Dataset records:
__________________________________________________

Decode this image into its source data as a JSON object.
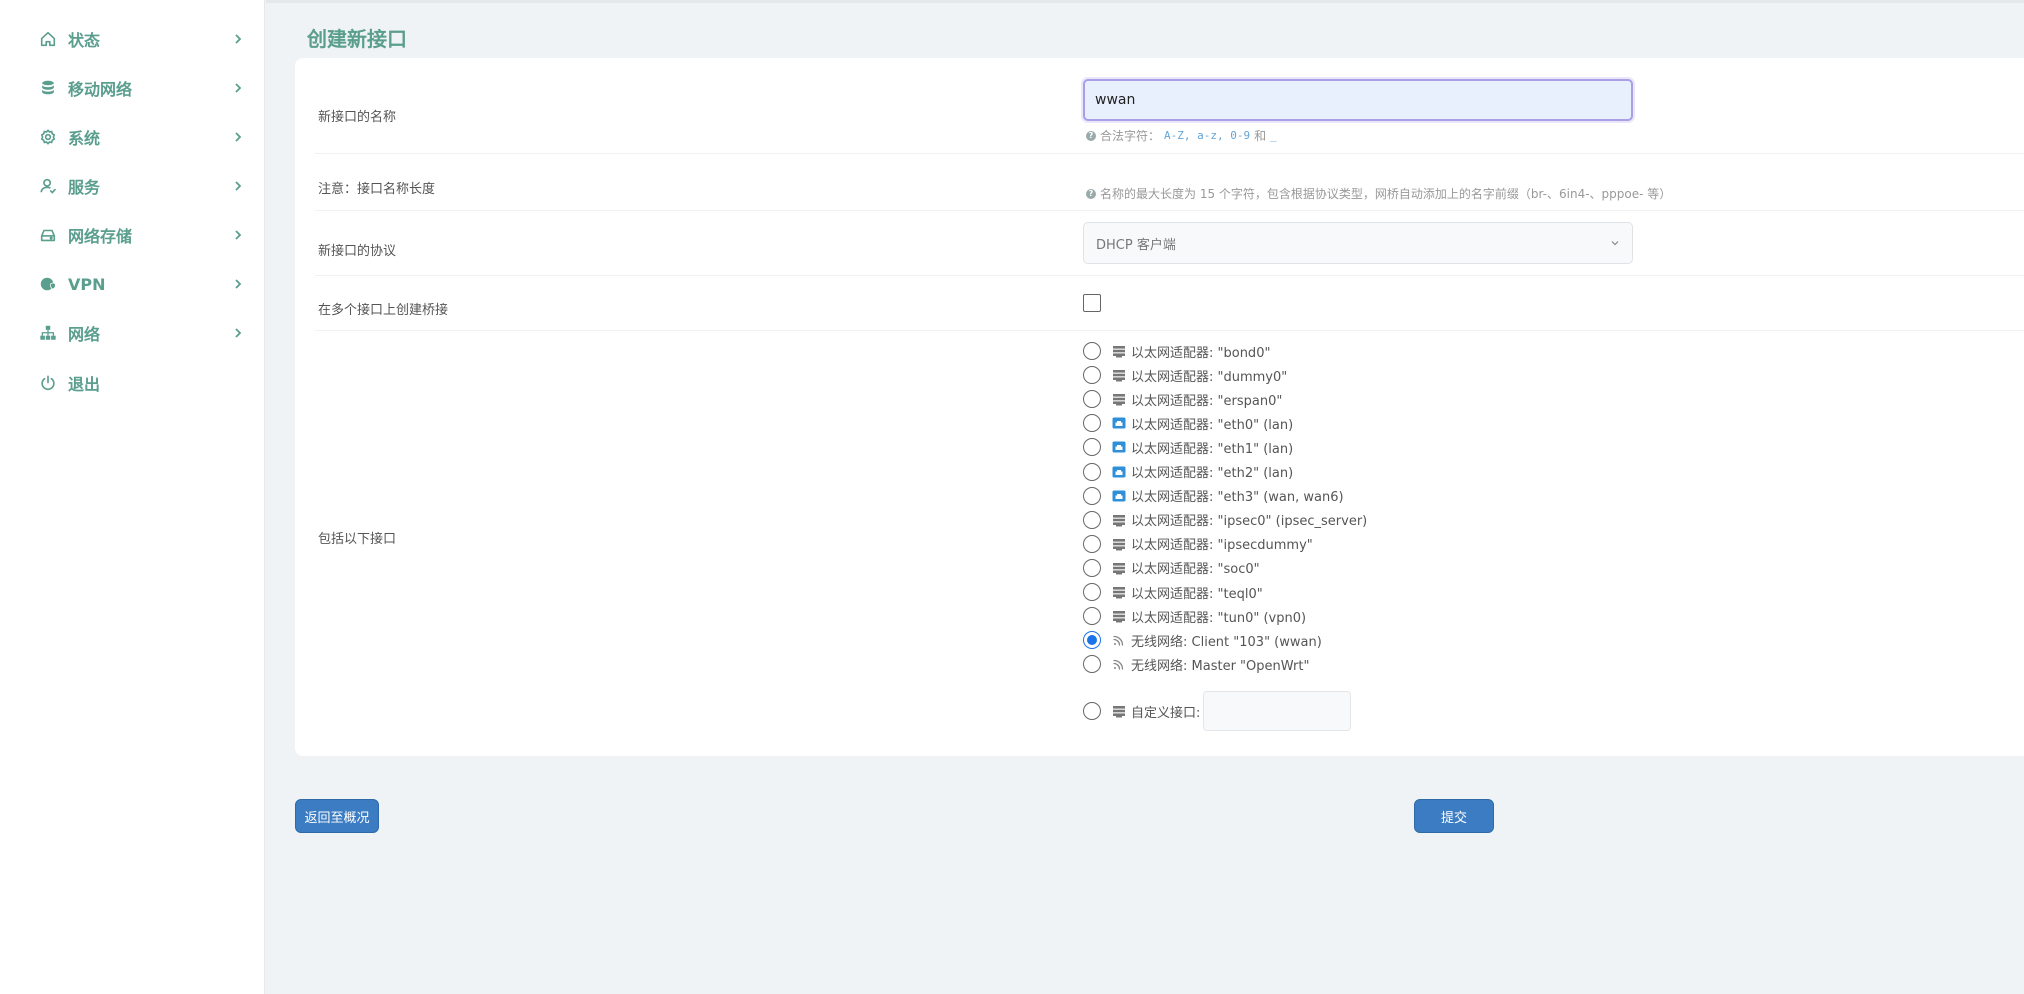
{
  "sidebar": {
    "items": [
      {
        "label": "状态",
        "icon": "home-icon"
      },
      {
        "label": "移动网络",
        "icon": "database-icon"
      },
      {
        "label": "系统",
        "icon": "gear-icon"
      },
      {
        "label": "服务",
        "icon": "user-icon"
      },
      {
        "label": "网络存储",
        "icon": "drive-icon"
      },
      {
        "label": "VPN",
        "icon": "vpn-shield-icon"
      },
      {
        "label": "网络",
        "icon": "network-tree-icon"
      },
      {
        "label": "退出",
        "icon": "power-icon"
      }
    ]
  },
  "page": {
    "title": "创建新接口"
  },
  "form": {
    "name_label": "新接口的名称",
    "name_value": "wwan",
    "name_hint_prefix": "合法字符：",
    "name_hint_codes": "A-Z, a-z, 0-9",
    "name_hint_and": "和",
    "name_hint_underscore": "_",
    "note_label": "注意：接口名称长度",
    "note_hint": "名称的最大长度为 15 个字符，包含根据协议类型，网桥自动添加上的名字前缀（br-、6in4-、pppoe- 等）",
    "protocol_label": "新接口的协议",
    "protocol_value": "DHCP 客户端",
    "bridge_label": "在多个接口上创建桥接",
    "include_label": "包括以下接口",
    "interfaces": [
      {
        "text": "以太网适配器: \"bond0\"",
        "icon": "ethernet-icon",
        "checked": false
      },
      {
        "text": "以太网适配器: \"dummy0\"",
        "icon": "ethernet-icon",
        "checked": false
      },
      {
        "text": "以太网适配器: \"erspan0\"",
        "icon": "ethernet-icon",
        "checked": false
      },
      {
        "text": "以太网适配器: \"eth0\" (lan)",
        "icon": "ethernet-port-icon",
        "checked": false
      },
      {
        "text": "以太网适配器: \"eth1\" (lan)",
        "icon": "ethernet-port-icon",
        "checked": false
      },
      {
        "text": "以太网适配器: \"eth2\" (lan)",
        "icon": "ethernet-port-icon",
        "checked": false
      },
      {
        "text": "以太网适配器: \"eth3\" (wan, wan6)",
        "icon": "ethernet-port-icon",
        "checked": false
      },
      {
        "text": "以太网适配器: \"ipsec0\" (ipsec_server)",
        "icon": "ethernet-icon",
        "checked": false
      },
      {
        "text": "以太网适配器: \"ipsecdummy\"",
        "icon": "ethernet-icon",
        "checked": false
      },
      {
        "text": "以太网适配器: \"soc0\"",
        "icon": "ethernet-icon",
        "checked": false
      },
      {
        "text": "以太网适配器: \"teql0\"",
        "icon": "ethernet-icon",
        "checked": false
      },
      {
        "text": "以太网适配器: \"tun0\" (vpn0)",
        "icon": "ethernet-icon",
        "checked": false
      },
      {
        "text": "无线网络: Client \"103\" (wwan)",
        "icon": "wifi-icon",
        "checked": true
      },
      {
        "text": "无线网络: Master \"OpenWrt\"",
        "icon": "wifi-icon",
        "checked": false
      }
    ],
    "custom_label": "自定义接口:"
  },
  "buttons": {
    "back": "返回至概况",
    "submit": "提交"
  },
  "colors": {
    "accent": "#5a9e8d",
    "button": "#3b7cc2",
    "radio_checked": "#1a73e8"
  }
}
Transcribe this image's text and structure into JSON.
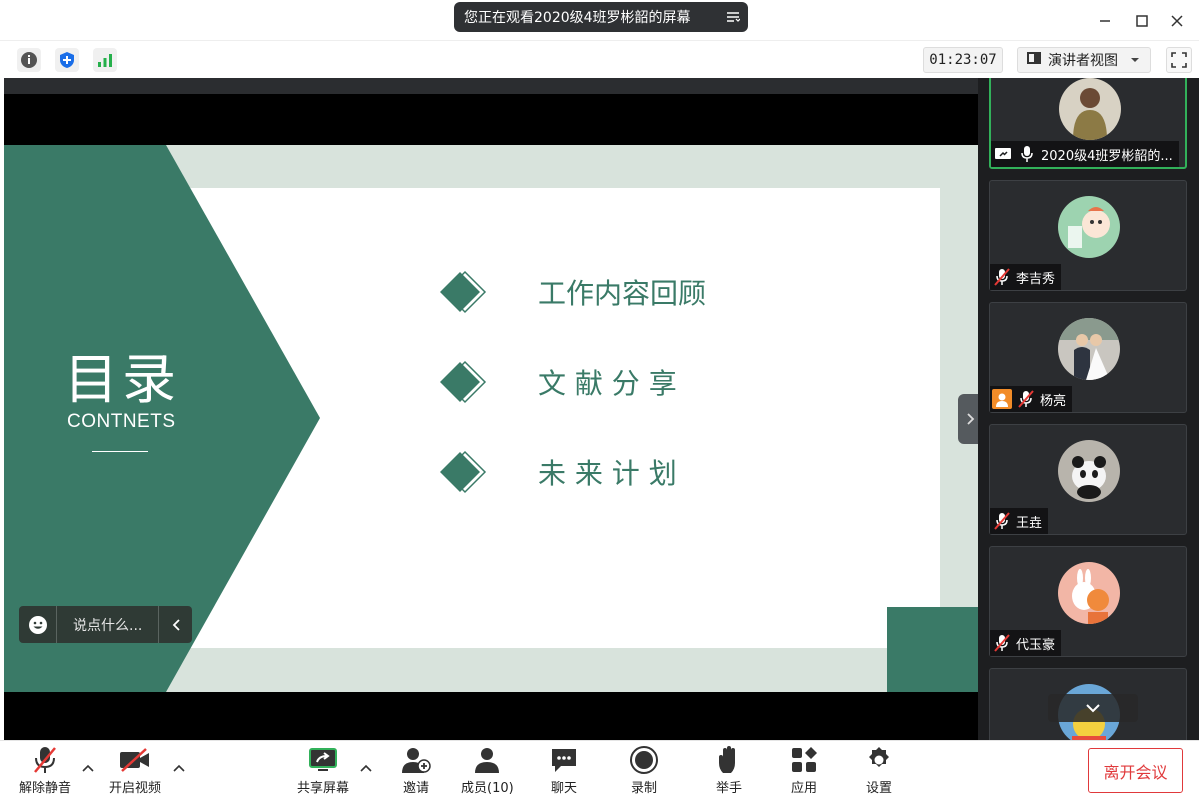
{
  "window": {
    "share_banner": "您正在观看2020级4班罗彬韶的屏幕"
  },
  "toolbar": {
    "timer": "01:23:07",
    "view_mode": "演讲者视图"
  },
  "slide": {
    "title_cn": "目录",
    "title_en": "CONTNETS",
    "items": [
      "工作内容回顾",
      "文 献 分 享",
      "未 来 计 划"
    ]
  },
  "comment": {
    "placeholder": "说点什么..."
  },
  "participants": [
    {
      "name": "2020级4班罗彬韶的..."
    },
    {
      "name": "李吉秀"
    },
    {
      "name": "杨亮"
    },
    {
      "name": "王垚"
    },
    {
      "name": "代玉豪"
    }
  ],
  "bottom": {
    "unmute": "解除静音",
    "start_video": "开启视频",
    "share_screen": "共享屏幕",
    "invite": "邀请",
    "members": "成员(10)",
    "chat": "聊天",
    "record": "录制",
    "raise_hand": "举手",
    "apps": "应用",
    "settings": "设置",
    "leave": "离开会议"
  },
  "colors": {
    "accent_green": "#3a7a67",
    "slide_bg": "#d8e3dc",
    "active_border": "#32b15a",
    "leave_red": "#e0393b"
  }
}
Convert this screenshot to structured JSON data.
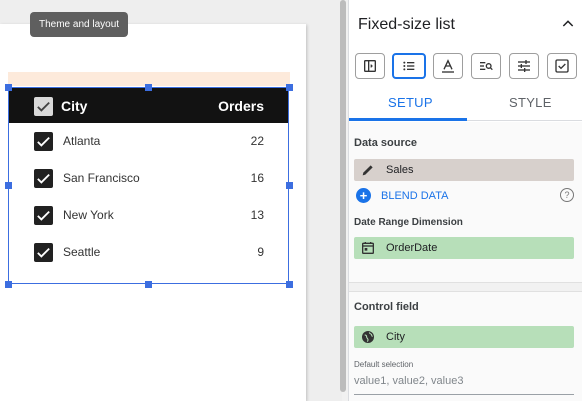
{
  "tooltip": "Theme and layout",
  "list": {
    "header": {
      "dimension": "City",
      "metric": "Orders"
    },
    "rows": [
      {
        "city": "Atlanta",
        "value": "22"
      },
      {
        "city": "San Francisco",
        "value": "16"
      },
      {
        "city": "New York",
        "value": "13"
      },
      {
        "city": "Seattle",
        "value": "9"
      }
    ]
  },
  "panel": {
    "title": "Fixed-size list",
    "toolbar": [
      {
        "name": "layout-icon"
      },
      {
        "name": "list-icon",
        "active": true
      },
      {
        "name": "text-format-icon"
      },
      {
        "name": "search-list-icon"
      },
      {
        "name": "tune-icon"
      },
      {
        "name": "checkbox-icon"
      }
    ],
    "tabs": {
      "setup": "SETUP",
      "style": "STYLE"
    },
    "data_source_label": "Data source",
    "data_source": "Sales",
    "blend": "BLEND DATA",
    "date_range_label": "Date Range Dimension",
    "date_range": "OrderDate",
    "control_field_label": "Control field",
    "control_field": "City",
    "default_selection_label": "Default selection",
    "default_selection_placeholder": "value1, value2, value3"
  },
  "colors": {
    "accent": "#1a73e8",
    "header": "#121212",
    "green_chip": "#b7dfb9",
    "gray_chip": "#d7d0cc"
  }
}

__________________________________________________

INSTRUCTIONS FOR THE TASK
Quote all of the entries word for word, omitting any pictures.

OUTPUT FOR THIS EXERCISE
Decode this image into its source data as a JSON object.
{
  "sidebar": {
    "items": [
      {
        "label": "状态",
        "icon": "home-icon"
      },
      {
        "label": "移动网络",
        "icon": "database-icon"
      },
      {
        "label": "系统",
        "icon": "gear-icon"
      },
      {
        "label": "服务",
        "icon": "user-icon"
      },
      {
        "label": "网络存储",
        "icon": "drive-icon"
      },
      {
        "label": "VPN",
        "icon": "vpn-shield-icon"
      },
      {
        "label": "网络",
        "icon": "network-tree-icon"
      },
      {
        "label": "退出",
        "icon": "power-icon"
      }
    ]
  },
  "page": {
    "title": "创建新接口"
  },
  "form": {
    "name_label": "新接口的名称",
    "name_value": "wwan",
    "name_hint_prefix": "合法字符：",
    "name_hint_codes": "A-Z, a-z, 0-9",
    "name_hint_and": "和",
    "name_hint_underscore": "_",
    "note_label": "注意：接口名称长度",
    "note_hint": "名称的最大长度为 15 个字符，包含根据协议类型，网桥自动添加上的名字前缀（br-、6in4-、pppoe- 等）",
    "protocol_label": "新接口的协议",
    "protocol_value": "DHCP 客户端",
    "bridge_label": "在多个接口上创建桥接",
    "include_label": "包括以下接口",
    "interfaces": [
      {
        "text": "以太网适配器: \"bond0\"",
        "icon": "ethernet-icon",
        "checked": false
      },
      {
        "text": "以太网适配器: \"dummy0\"",
        "icon": "ethernet-icon",
        "checked": false
      },
      {
        "text": "以太网适配器: \"erspan0\"",
        "icon": "ethernet-icon",
        "checked": false
      },
      {
        "text": "以太网适配器: \"eth0\" (lan)",
        "icon": "ethernet-port-icon",
        "checked": false
      },
      {
        "text": "以太网适配器: \"eth1\" (lan)",
        "icon": "ethernet-port-icon",
        "checked": false
      },
      {
        "text": "以太网适配器: \"eth2\" (lan)",
        "icon": "ethernet-port-icon",
        "checked": false
      },
      {
        "text": "以太网适配器: \"eth3\" (wan, wan6)",
        "icon": "ethernet-port-icon",
        "checked": false
      },
      {
        "text": "以太网适配器: \"ipsec0\" (ipsec_server)",
        "icon": "ethernet-icon",
        "checked": false
      },
      {
        "text": "以太网适配器: \"ipsecdummy\"",
        "icon": "ethernet-icon",
        "checked": false
      },
      {
        "text": "以太网适配器: \"soc0\"",
        "icon": "ethernet-icon",
        "checked": false
      },
      {
        "text": "以太网适配器: \"teql0\"",
        "icon": "ethernet-icon",
        "checked": false
      },
      {
        "text": "以太网适配器: \"tun0\" (vpn0)",
        "icon": "ethernet-icon",
        "checked": false
      },
      {
        "text": "无线网络: Client \"103\" (wwan)",
        "icon": "wifi-icon",
        "checked": true
      },
      {
        "text": "无线网络: Master \"OpenWrt\"",
        "icon": "wifi-icon",
        "checked": false
      }
    ],
    "custom_label": "自定义接口:"
  },
  "buttons": {
    "back": "返回至概况",
    "submit": "提交"
  },
  "colors": {
    "accent": "#5a9e8d",
    "button": "#3b7cc2",
    "radio_checked": "#1a73e8"
  }
}
Transcribe this image's text and structure into JSON.
{
  "window": {
    "share_banner": "您正在观看2020级4班罗彬韶的屏幕"
  },
  "toolbar": {
    "timer": "01:23:07",
    "view_mode": "演讲者视图"
  },
  "slide": {
    "title_cn": "目录",
    "title_en": "CONTNETS",
    "items": [
      "工作内容回顾",
      "文 献 分 享",
      "未 来 计 划"
    ]
  },
  "comment": {
    "placeholder": "说点什么..."
  },
  "participants": [
    {
      "name": "2020级4班罗彬韶的..."
    },
    {
      "name": "李吉秀"
    },
    {
      "name": "杨亮"
    },
    {
      "name": "王垚"
    },
    {
      "name": "代玉豪"
    }
  ],
  "bottom": {
    "unmute": "解除静音",
    "start_video": "开启视频",
    "share_screen": "共享屏幕",
    "invite": "邀请",
    "members": "成员(10)",
    "chat": "聊天",
    "record": "录制",
    "raise_hand": "举手",
    "apps": "应用",
    "settings": "设置",
    "leave": "离开会议"
  },
  "colors": {
    "accent_green": "#3a7a67",
    "slide_bg": "#d8e3dc",
    "active_border": "#32b15a",
    "leave_red": "#e0393b"
  }
}
Convert this screenshot to structured JSON data.
{
  "tooltip": "Theme and layout",
  "list": {
    "header": {
      "dimension": "City",
      "metric": "Orders"
    },
    "rows": [
      {
        "city": "Atlanta",
        "value": "22"
      },
      {
        "city": "San Francisco",
        "value": "16"
      },
      {
        "city": "New York",
        "value": "13"
      },
      {
        "city": "Seattle",
        "value": "9"
      }
    ]
  },
  "panel": {
    "title": "Fixed-size list",
    "toolbar": [
      {
        "name": "layout-icon"
      },
      {
        "name": "list-icon",
        "active": true
      },
      {
        "name": "text-format-icon"
      },
      {
        "name": "search-list-icon"
      },
      {
        "name": "tune-icon"
      },
      {
        "name": "checkbox-icon"
      }
    ],
    "tabs": {
      "setup": "SETUP",
      "style": "STYLE"
    },
    "data_source_label": "Data source",
    "data_source": "Sales",
    "blend": "BLEND DATA",
    "date_range_label": "Date Range Dimension",
    "date_range": "OrderDate",
    "control_field_label": "Control field",
    "control_field": "City",
    "default_selection_label": "Default selection",
    "default_selection_placeholder": "value1, value2, value3"
  },
  "colors": {
    "accent": "#1a73e8",
    "header": "#121212",
    "green_chip": "#b7dfb9",
    "gray_chip": "#d7d0cc"
  }
}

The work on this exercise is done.